*Record list*:

——

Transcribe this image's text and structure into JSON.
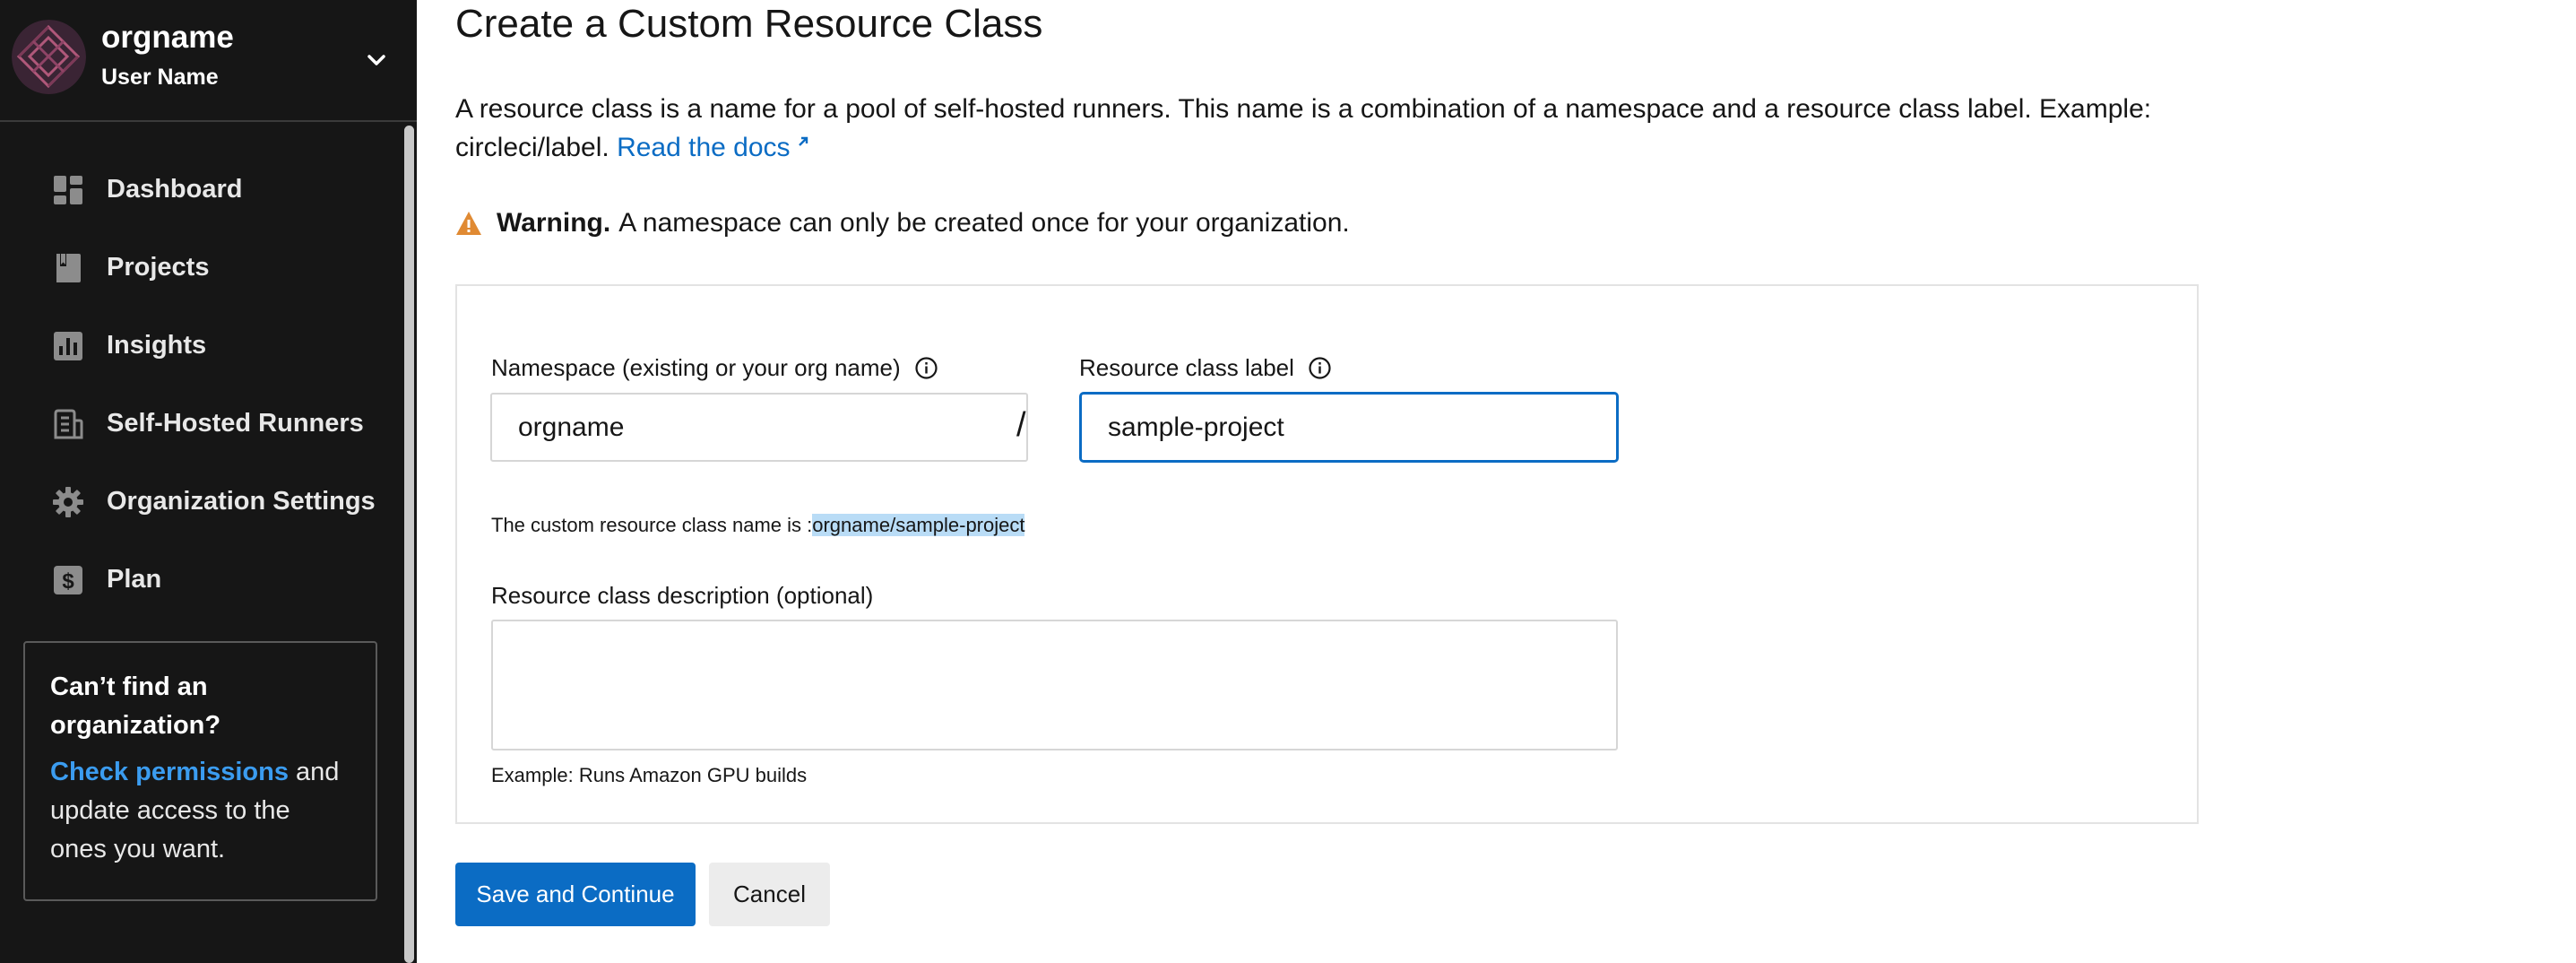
{
  "org": {
    "name": "orgname",
    "user": "User Name"
  },
  "sidebar": {
    "items": [
      {
        "label": "Dashboard",
        "icon": "dashboard-icon"
      },
      {
        "label": "Projects",
        "icon": "projects-icon"
      },
      {
        "label": "Insights",
        "icon": "insights-icon"
      },
      {
        "label": "Self-Hosted Runners",
        "icon": "runners-icon"
      },
      {
        "label": "Organization Settings",
        "icon": "gear-icon"
      },
      {
        "label": "Plan",
        "icon": "dollar-icon"
      }
    ],
    "help": {
      "title": "Can’t find an organization?",
      "link": "Check permissions",
      "text": " and update access to the ones you want."
    }
  },
  "page": {
    "title": "Create a Custom Resource Class",
    "intro": "A resource class is a name for a pool of self-hosted runners. This name is a combination of a namespace and a resource class label. Example: circleci/label.",
    "docs_link": "Read the docs",
    "warning_strong": "Warning.",
    "warning_text": "A namespace can only be created once for your organization."
  },
  "form": {
    "namespace_label": "Namespace (existing or your org name)",
    "namespace_value": "orgname",
    "separator": "/",
    "label_label": "Resource class label",
    "label_value": "sample-project",
    "result_prefix": "The custom resource class name is :",
    "result_name": "orgname/sample-project",
    "description_label": "Resource class description (optional)",
    "description_value": "",
    "description_hint": "Example: Runs Amazon GPU builds"
  },
  "actions": {
    "save": "Save and Continue",
    "cancel": "Cancel"
  },
  "colors": {
    "sidebar_bg": "#161616",
    "accent": "#0b6cc4",
    "link_sidebar": "#3b9cf0",
    "warning": "#e08a33",
    "highlight": "#b9dcf6"
  }
}
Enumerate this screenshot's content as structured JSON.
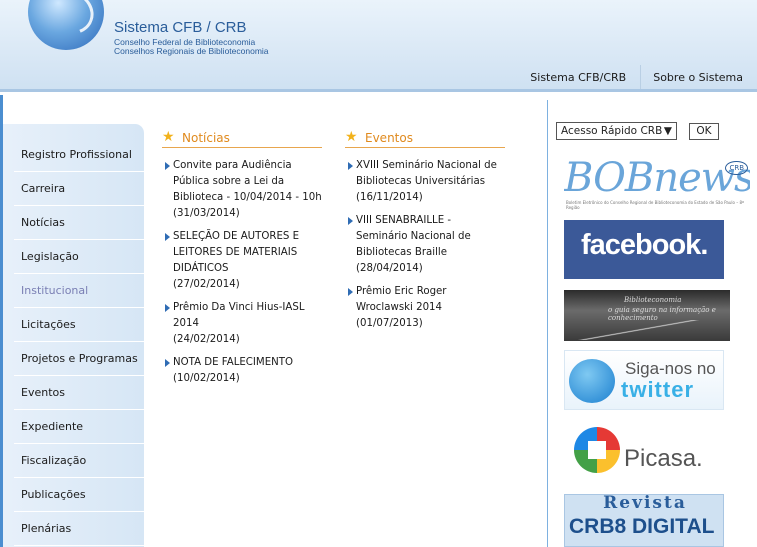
{
  "header": {
    "title": "Sistema CFB / CRB",
    "sub1": "Conselho Federal de Biblioteconomia",
    "sub2": "Conselhos Regionais de Biblioteconomia",
    "nav": [
      "Sistema CFB/CRB",
      "Sobre o Sistema"
    ]
  },
  "sidebar": {
    "items": [
      {
        "label": "Registro Profissional"
      },
      {
        "label": "Carreira"
      },
      {
        "label": "Notícias"
      },
      {
        "label": "Legislação"
      },
      {
        "label": "Institucional"
      },
      {
        "label": "Licitações"
      },
      {
        "label": "Projetos e Programas"
      },
      {
        "label": "Eventos"
      },
      {
        "label": "Expediente"
      },
      {
        "label": "Fiscalização"
      },
      {
        "label": "Publicações"
      },
      {
        "label": "Plenárias"
      }
    ],
    "active_index": 4
  },
  "noticias": {
    "title": "Notícias",
    "items": [
      {
        "text": "Convite para Audiência Pública sobre a Lei da Biblioteca - 10/04/2014 - 10h",
        "date": "(31/03/2014)"
      },
      {
        "text": "SELEÇÃO DE AUTORES E LEITORES DE MATERIAIS DIDÁTICOS",
        "date": "(27/02/2014)"
      },
      {
        "text": "Prêmio Da Vinci Hius-IASL 2014",
        "date": "(24/02/2014)"
      },
      {
        "text": "NOTA DE FALECIMENTO",
        "date": "(10/02/2014)"
      }
    ]
  },
  "eventos": {
    "title": "Eventos",
    "items": [
      {
        "text": "XVIII Seminário Nacional de Bibliotecas Universitárias",
        "date": "(16/11/2014)"
      },
      {
        "text": "VIII SENABRAILLE - Seminário Nacional de Bibliotecas Braille",
        "date": "(28/04/2014)"
      },
      {
        "text": "Prêmio Eric Roger Wroclawski 2014",
        "date": "(01/07/2013)"
      }
    ]
  },
  "quick_access": {
    "selected": "Acesso Rápido CRB",
    "button": "OK"
  },
  "banners": {
    "bobnews": "BOBnews",
    "bobnews_small": "Boletim Eletrônico do Conselho Regional de Biblioteconomia do Estado de São Paulo – 8ª Região",
    "bobnews_badge": "CRB",
    "facebook": "facebook.",
    "road_line1": "Biblioteconomia",
    "road_line2": "o guia seguro na informação e conhecimento",
    "twitter_line1": "Siga-nos no",
    "twitter_line2": "twitter",
    "picasa": "Picasa.",
    "revista_line1": "Revista",
    "revista_line2": "CRB8 DIGITAL"
  },
  "colors": {
    "accent_orange": "#e08a1e",
    "nav_blue": "#2a5d9a",
    "facebook_blue": "#3b5998",
    "active_item": "#7a7fb4"
  }
}
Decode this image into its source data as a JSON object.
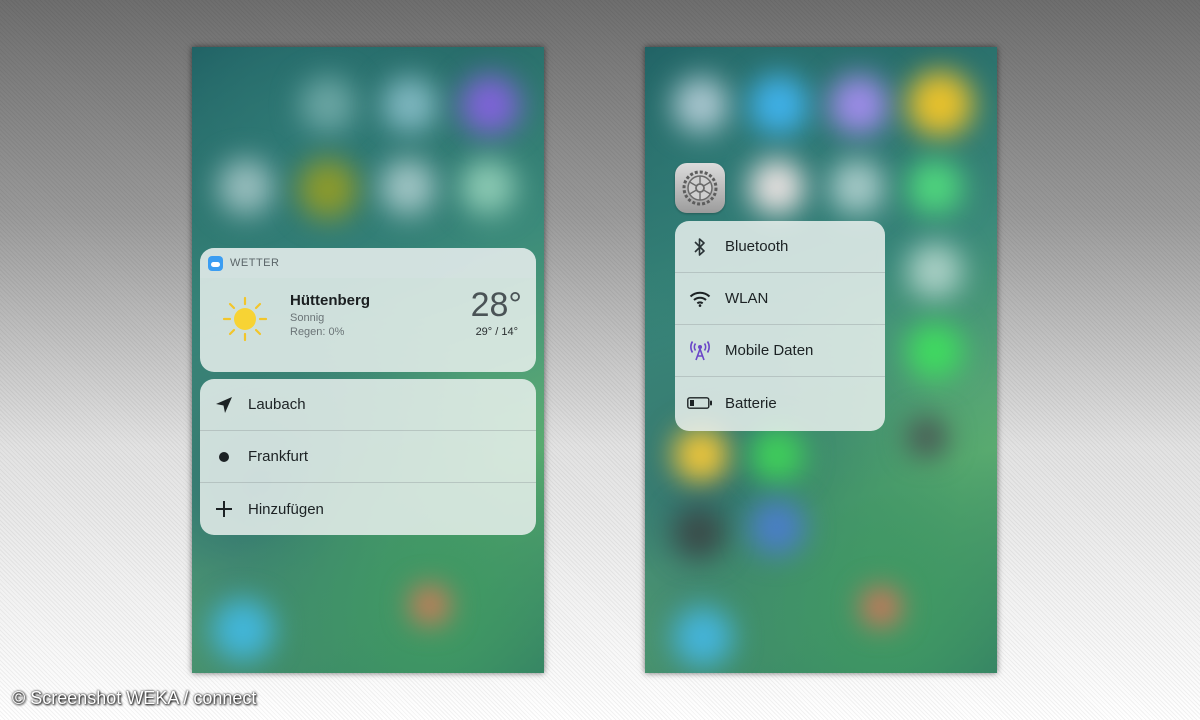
{
  "left_phone": {
    "weather_widget": {
      "app_name": "WETTER",
      "city": "Hüttenberg",
      "condition": "Sonnig",
      "rain": "Regen: 0%",
      "temperature": "28°",
      "range": "29° / 14°"
    },
    "menu": [
      {
        "icon": "location-arrow-icon",
        "label": "Laubach"
      },
      {
        "icon": "dot-icon",
        "label": "Frankfurt"
      },
      {
        "icon": "plus-icon",
        "label": "Hinzufügen"
      }
    ]
  },
  "right_phone": {
    "app_icon": "settings-gear-icon",
    "menu": [
      {
        "icon": "bluetooth-icon",
        "label": "Bluetooth"
      },
      {
        "icon": "wifi-icon",
        "label": "WLAN"
      },
      {
        "icon": "cellular-antenna-icon",
        "label": "Mobile Daten"
      },
      {
        "icon": "battery-icon",
        "label": "Batterie"
      }
    ]
  },
  "credit": "© Screenshot WEKA / connect",
  "colors": {
    "weather_app_icon": "#3b9df2",
    "sun": "#f7d334",
    "mobile_data_icon": "#6b46c8"
  }
}
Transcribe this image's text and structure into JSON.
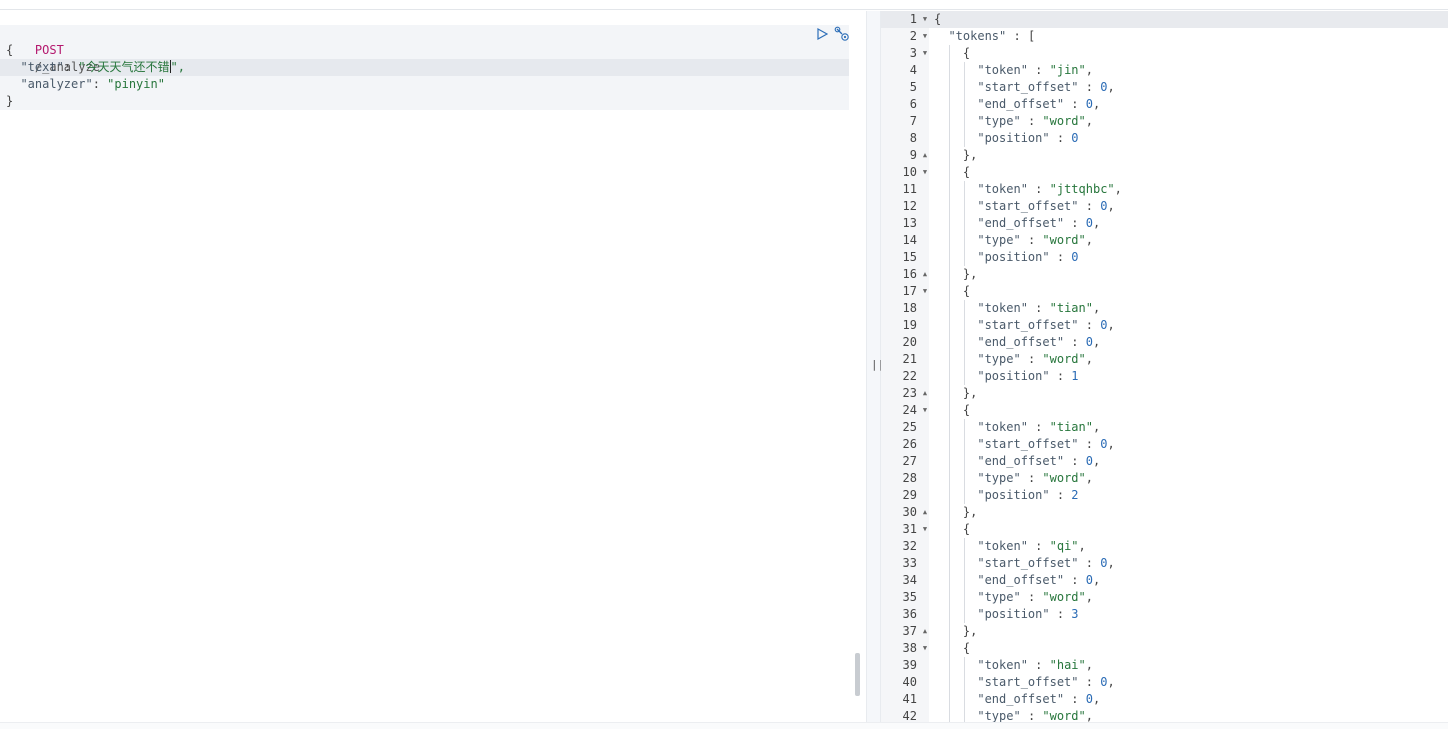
{
  "request": {
    "method": "POST",
    "path": "/_analyze",
    "open_brace": "{",
    "text_key": "\"text\"",
    "text_value_prefix": "\"今天天气还不错",
    "text_value_suffix": "\",",
    "analyzer_key": "\"analyzer\"",
    "analyzer_value": "\"pinyin\"",
    "close_brace": "}",
    "actions": {
      "run_icon": "play-icon",
      "settings_icon": "wrench-icon"
    }
  },
  "divider": {
    "handle": "||"
  },
  "response": {
    "line_numbers": [
      "1",
      "2",
      "3",
      "4",
      "5",
      "6",
      "7",
      "8",
      "9",
      "10",
      "11",
      "12",
      "13",
      "14",
      "15",
      "16",
      "17",
      "18",
      "19",
      "20",
      "21",
      "22",
      "23",
      "24",
      "25",
      "26",
      "27",
      "28",
      "29",
      "30",
      "31",
      "32",
      "33",
      "34",
      "35",
      "36",
      "37",
      "38",
      "39",
      "40",
      "41",
      "42"
    ],
    "lines": [
      "{",
      "  \"tokens\" : [",
      "    {",
      "      \"token\" : \"jin\",",
      "      \"start_offset\" : 0,",
      "      \"end_offset\" : 0,",
      "      \"type\" : \"word\",",
      "      \"position\" : 0",
      "    },",
      "    {",
      "      \"token\" : \"jttqhbc\",",
      "      \"start_offset\" : 0,",
      "      \"end_offset\" : 0,",
      "      \"type\" : \"word\",",
      "      \"position\" : 0",
      "    },",
      "    {",
      "      \"token\" : \"tian\",",
      "      \"start_offset\" : 0,",
      "      \"end_offset\" : 0,",
      "      \"type\" : \"word\",",
      "      \"position\" : 1",
      "    },",
      "    {",
      "      \"token\" : \"tian\",",
      "      \"start_offset\" : 0,",
      "      \"end_offset\" : 0,",
      "      \"type\" : \"word\",",
      "      \"position\" : 2",
      "    },",
      "    {",
      "      \"token\" : \"qi\",",
      "      \"start_offset\" : 0,",
      "      \"end_offset\" : 0,",
      "      \"type\" : \"word\",",
      "      \"position\" : 3",
      "    },",
      "    {",
      "      \"token\" : \"hai\",",
      "      \"start_offset\" : 0,",
      "      \"end_offset\" : 0,",
      "      \"type\" : \"word\","
    ],
    "fold_markers": {
      "1": "down",
      "2": "down",
      "3": "down",
      "9": "up",
      "10": "down",
      "16": "up",
      "17": "down",
      "23": "up",
      "24": "down",
      "30": "up",
      "31": "down",
      "37": "up",
      "38": "down"
    },
    "colors": {
      "key": "#4a5a6a",
      "string": "#27763c",
      "number": "#2a6bb5",
      "punct": "#444444"
    }
  }
}
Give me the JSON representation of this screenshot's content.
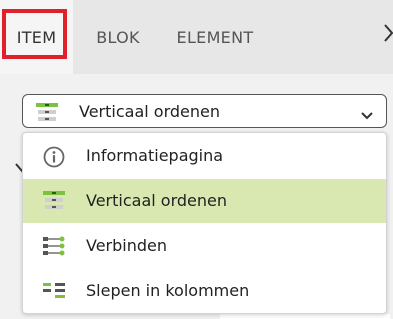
{
  "tabs": {
    "item": "ITEM",
    "blok": "BLOK",
    "element": "ELEMENT",
    "more": "›"
  },
  "select": {
    "value": "Verticaal ordenen",
    "icon": "vertical-order-icon"
  },
  "dropdown": {
    "options": [
      {
        "label": "Informatiepagina",
        "icon": "info-icon",
        "selected": false
      },
      {
        "label": "Verticaal ordenen",
        "icon": "vertical-order-icon",
        "selected": true
      },
      {
        "label": "Verbinden",
        "icon": "connect-icon",
        "selected": false
      },
      {
        "label": "Slepen in kolommen",
        "icon": "columns-drag-icon",
        "selected": false
      }
    ]
  },
  "colors": {
    "active_tab_highlight": "#e0202a",
    "selected_option": "#d9e8b0",
    "icon_green": "#7cc242"
  }
}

——

*Set problem*:
From the data, list each line in which the string "Verticaal" appears.

*Full answer*:
    "value": "Verticaal ordenen",
        "label": "Verticaal ordenen",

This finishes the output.